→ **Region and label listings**

========================

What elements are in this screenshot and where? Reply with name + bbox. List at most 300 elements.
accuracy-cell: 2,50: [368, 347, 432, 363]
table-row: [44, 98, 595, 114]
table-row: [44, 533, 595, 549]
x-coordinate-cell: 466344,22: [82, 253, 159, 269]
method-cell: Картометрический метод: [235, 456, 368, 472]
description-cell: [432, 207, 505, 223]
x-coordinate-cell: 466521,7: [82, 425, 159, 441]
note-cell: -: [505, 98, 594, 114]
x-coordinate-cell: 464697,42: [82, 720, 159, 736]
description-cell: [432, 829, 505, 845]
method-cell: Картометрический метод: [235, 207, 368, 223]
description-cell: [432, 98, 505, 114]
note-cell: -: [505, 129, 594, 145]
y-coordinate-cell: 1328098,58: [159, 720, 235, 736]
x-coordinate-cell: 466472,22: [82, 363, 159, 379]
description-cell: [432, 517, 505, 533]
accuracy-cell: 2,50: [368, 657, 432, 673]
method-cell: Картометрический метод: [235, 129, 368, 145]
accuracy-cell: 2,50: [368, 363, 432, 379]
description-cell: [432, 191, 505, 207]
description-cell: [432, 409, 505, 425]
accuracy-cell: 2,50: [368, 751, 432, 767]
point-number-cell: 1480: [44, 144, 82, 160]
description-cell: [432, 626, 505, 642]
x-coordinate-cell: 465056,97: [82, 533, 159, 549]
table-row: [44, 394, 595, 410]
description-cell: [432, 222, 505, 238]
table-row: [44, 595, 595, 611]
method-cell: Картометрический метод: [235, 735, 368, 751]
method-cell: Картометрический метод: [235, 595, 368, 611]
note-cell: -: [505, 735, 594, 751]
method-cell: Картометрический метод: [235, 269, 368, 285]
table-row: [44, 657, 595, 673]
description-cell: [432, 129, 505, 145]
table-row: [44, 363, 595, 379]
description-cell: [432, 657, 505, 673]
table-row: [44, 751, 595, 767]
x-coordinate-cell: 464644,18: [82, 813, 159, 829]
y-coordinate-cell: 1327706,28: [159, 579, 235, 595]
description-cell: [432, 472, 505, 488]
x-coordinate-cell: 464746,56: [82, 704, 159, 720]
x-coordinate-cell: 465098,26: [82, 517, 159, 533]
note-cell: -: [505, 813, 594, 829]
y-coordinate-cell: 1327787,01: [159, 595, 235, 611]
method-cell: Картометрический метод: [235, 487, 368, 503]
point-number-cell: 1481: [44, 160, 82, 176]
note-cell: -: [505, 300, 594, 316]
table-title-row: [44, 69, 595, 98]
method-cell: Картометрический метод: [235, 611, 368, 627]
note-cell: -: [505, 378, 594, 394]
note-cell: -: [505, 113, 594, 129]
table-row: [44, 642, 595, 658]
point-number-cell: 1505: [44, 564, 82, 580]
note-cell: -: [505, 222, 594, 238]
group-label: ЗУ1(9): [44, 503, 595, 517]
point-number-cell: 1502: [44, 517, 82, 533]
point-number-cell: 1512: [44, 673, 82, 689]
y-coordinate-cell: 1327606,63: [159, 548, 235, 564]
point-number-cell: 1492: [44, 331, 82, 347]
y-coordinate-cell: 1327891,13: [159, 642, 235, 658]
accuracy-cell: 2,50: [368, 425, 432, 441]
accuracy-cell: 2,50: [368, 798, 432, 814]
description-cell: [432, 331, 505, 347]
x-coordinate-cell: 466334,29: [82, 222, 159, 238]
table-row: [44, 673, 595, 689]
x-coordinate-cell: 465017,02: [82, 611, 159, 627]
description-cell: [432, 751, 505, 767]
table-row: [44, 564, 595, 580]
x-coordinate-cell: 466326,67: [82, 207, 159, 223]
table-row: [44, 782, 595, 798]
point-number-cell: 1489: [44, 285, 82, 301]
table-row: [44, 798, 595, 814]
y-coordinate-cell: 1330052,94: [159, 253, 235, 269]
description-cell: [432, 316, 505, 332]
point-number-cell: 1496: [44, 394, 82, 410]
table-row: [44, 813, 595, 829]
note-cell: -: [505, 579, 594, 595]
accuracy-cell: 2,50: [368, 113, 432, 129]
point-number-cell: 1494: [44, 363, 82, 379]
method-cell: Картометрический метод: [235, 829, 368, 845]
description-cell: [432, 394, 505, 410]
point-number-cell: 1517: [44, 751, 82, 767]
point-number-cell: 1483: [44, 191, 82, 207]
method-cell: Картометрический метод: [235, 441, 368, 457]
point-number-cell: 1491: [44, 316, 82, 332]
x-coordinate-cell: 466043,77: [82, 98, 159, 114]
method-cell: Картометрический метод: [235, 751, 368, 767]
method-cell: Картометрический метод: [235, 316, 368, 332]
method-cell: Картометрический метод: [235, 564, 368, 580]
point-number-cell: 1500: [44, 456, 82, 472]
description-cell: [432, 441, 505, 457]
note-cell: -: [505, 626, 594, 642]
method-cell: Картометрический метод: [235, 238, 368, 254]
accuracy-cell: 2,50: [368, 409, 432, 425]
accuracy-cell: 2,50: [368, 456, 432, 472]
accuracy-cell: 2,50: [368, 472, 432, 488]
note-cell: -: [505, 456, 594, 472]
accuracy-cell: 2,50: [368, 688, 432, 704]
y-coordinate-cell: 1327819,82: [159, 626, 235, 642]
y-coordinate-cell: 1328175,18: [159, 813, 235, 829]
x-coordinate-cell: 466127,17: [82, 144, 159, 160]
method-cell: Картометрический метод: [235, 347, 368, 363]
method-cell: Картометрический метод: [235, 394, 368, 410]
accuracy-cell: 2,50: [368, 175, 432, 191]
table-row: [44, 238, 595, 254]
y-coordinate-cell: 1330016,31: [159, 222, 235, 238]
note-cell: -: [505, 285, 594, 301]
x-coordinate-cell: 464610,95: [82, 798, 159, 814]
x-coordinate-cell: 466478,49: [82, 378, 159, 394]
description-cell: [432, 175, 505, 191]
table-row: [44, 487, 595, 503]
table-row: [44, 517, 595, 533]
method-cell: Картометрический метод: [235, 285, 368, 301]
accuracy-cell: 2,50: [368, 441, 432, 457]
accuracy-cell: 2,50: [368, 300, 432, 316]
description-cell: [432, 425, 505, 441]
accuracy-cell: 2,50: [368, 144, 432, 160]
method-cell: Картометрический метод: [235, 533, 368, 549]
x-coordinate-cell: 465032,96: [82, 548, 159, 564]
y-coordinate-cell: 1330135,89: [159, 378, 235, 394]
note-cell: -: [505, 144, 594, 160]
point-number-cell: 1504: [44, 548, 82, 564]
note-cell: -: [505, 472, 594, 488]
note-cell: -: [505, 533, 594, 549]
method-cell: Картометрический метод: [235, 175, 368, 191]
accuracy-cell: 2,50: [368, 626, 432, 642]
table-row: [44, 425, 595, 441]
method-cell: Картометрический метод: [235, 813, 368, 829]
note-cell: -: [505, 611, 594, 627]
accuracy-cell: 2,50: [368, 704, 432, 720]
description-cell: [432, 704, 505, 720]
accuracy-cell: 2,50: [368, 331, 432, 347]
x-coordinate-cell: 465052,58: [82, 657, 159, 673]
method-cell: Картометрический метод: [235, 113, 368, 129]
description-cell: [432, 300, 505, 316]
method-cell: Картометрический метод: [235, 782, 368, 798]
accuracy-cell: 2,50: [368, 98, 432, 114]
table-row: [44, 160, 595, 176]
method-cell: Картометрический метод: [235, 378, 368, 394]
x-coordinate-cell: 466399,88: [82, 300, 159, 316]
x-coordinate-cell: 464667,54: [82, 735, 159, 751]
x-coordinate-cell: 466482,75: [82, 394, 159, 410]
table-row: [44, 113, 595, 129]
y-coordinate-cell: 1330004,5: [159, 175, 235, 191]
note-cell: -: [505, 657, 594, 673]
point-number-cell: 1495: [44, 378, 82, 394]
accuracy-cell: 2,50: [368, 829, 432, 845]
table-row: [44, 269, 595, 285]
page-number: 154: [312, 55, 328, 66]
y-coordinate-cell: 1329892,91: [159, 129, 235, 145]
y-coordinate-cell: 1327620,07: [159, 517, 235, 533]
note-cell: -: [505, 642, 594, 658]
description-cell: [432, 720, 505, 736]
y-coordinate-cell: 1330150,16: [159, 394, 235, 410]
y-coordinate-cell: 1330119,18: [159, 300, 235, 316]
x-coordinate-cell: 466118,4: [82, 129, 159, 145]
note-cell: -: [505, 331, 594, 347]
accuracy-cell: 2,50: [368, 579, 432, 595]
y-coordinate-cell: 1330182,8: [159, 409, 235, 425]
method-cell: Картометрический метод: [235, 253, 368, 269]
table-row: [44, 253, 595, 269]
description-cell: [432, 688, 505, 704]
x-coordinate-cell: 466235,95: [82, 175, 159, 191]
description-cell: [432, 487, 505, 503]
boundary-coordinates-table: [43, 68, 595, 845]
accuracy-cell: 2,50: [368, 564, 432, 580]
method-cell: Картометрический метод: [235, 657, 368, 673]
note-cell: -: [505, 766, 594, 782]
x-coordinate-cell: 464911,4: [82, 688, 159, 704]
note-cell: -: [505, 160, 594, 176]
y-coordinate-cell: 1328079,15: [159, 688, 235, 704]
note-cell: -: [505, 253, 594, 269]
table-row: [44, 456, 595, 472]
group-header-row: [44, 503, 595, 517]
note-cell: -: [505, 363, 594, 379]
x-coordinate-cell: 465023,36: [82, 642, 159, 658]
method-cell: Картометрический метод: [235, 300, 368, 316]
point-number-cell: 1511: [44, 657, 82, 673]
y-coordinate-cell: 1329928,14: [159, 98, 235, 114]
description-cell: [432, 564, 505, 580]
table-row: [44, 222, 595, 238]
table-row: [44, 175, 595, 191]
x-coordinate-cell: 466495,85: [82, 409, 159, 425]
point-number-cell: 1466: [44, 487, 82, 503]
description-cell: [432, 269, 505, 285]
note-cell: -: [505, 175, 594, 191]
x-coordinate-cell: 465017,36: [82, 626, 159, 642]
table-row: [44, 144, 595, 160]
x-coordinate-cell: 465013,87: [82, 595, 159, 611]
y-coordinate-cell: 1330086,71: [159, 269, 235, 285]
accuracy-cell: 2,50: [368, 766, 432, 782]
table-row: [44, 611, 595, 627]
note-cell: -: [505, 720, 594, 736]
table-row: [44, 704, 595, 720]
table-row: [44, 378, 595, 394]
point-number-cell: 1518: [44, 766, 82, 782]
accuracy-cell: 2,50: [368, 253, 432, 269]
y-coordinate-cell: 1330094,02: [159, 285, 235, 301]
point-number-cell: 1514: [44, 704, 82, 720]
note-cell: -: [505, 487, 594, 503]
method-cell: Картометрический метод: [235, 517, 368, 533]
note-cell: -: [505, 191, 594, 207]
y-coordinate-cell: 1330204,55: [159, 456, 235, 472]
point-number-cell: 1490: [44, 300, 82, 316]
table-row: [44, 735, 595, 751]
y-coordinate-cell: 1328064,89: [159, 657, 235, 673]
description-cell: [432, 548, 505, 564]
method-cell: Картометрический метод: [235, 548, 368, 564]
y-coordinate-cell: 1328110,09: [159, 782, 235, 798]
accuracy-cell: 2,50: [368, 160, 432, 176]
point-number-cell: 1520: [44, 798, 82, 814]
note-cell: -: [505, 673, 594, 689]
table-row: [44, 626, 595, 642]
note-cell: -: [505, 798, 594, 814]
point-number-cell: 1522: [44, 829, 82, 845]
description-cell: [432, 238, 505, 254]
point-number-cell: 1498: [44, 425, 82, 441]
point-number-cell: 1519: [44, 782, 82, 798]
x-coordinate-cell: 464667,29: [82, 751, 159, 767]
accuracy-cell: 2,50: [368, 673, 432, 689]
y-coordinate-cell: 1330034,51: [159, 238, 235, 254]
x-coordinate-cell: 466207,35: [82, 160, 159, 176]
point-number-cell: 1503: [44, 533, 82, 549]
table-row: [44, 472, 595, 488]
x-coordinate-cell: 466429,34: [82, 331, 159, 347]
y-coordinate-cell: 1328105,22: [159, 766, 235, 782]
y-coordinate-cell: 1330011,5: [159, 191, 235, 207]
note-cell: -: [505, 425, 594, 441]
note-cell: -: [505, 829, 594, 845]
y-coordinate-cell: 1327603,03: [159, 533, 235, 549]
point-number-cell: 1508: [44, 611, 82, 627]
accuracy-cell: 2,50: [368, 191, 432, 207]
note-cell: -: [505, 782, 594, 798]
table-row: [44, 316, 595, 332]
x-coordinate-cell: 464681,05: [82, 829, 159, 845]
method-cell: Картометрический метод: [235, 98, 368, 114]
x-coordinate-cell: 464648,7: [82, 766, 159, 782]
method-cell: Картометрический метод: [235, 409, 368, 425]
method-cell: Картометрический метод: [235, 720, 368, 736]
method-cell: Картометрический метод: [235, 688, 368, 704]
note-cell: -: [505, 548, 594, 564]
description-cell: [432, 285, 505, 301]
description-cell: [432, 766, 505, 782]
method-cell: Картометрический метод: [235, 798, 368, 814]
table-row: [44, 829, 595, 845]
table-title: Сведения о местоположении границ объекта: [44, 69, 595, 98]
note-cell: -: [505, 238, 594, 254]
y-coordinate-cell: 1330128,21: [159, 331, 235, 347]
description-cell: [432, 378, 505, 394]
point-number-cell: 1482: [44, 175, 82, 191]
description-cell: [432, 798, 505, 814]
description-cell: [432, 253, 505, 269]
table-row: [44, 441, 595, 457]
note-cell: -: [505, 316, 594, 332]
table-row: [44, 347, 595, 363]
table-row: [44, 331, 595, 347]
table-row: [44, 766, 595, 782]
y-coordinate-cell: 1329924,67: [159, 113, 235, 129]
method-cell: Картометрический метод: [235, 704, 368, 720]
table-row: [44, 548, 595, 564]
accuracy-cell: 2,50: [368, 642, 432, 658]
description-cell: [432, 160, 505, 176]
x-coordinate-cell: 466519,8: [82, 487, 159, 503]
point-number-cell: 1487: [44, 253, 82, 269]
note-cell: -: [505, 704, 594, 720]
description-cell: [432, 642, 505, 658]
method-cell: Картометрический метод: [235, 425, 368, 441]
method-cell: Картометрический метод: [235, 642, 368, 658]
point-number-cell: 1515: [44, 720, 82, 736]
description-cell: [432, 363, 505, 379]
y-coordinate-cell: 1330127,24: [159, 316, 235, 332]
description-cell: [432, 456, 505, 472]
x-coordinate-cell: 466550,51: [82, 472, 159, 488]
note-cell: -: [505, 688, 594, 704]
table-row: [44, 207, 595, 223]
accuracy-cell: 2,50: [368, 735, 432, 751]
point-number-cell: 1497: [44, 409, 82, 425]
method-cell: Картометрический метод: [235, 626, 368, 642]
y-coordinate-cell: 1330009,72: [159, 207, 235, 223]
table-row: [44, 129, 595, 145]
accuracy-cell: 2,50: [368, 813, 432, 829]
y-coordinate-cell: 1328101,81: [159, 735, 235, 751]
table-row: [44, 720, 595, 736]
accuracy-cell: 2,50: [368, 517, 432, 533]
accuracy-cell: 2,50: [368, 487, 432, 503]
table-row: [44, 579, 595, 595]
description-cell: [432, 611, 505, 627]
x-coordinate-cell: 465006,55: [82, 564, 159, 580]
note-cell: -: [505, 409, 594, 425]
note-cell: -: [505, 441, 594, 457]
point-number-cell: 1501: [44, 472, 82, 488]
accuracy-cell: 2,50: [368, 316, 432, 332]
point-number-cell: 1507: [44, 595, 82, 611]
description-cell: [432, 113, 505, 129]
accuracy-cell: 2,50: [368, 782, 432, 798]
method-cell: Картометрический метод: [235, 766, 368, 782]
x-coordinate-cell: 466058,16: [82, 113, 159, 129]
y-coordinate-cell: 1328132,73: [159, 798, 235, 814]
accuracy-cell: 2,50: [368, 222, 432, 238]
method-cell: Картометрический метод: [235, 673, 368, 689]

========================

→ **WORK REQUIRED**
Filter the records above, keeping only the lines that contain the string "group".

→ **ANSWER**
group-label: ЗУ1(9): [44, 503, 595, 517]
group-header-row: [44, 503, 595, 517]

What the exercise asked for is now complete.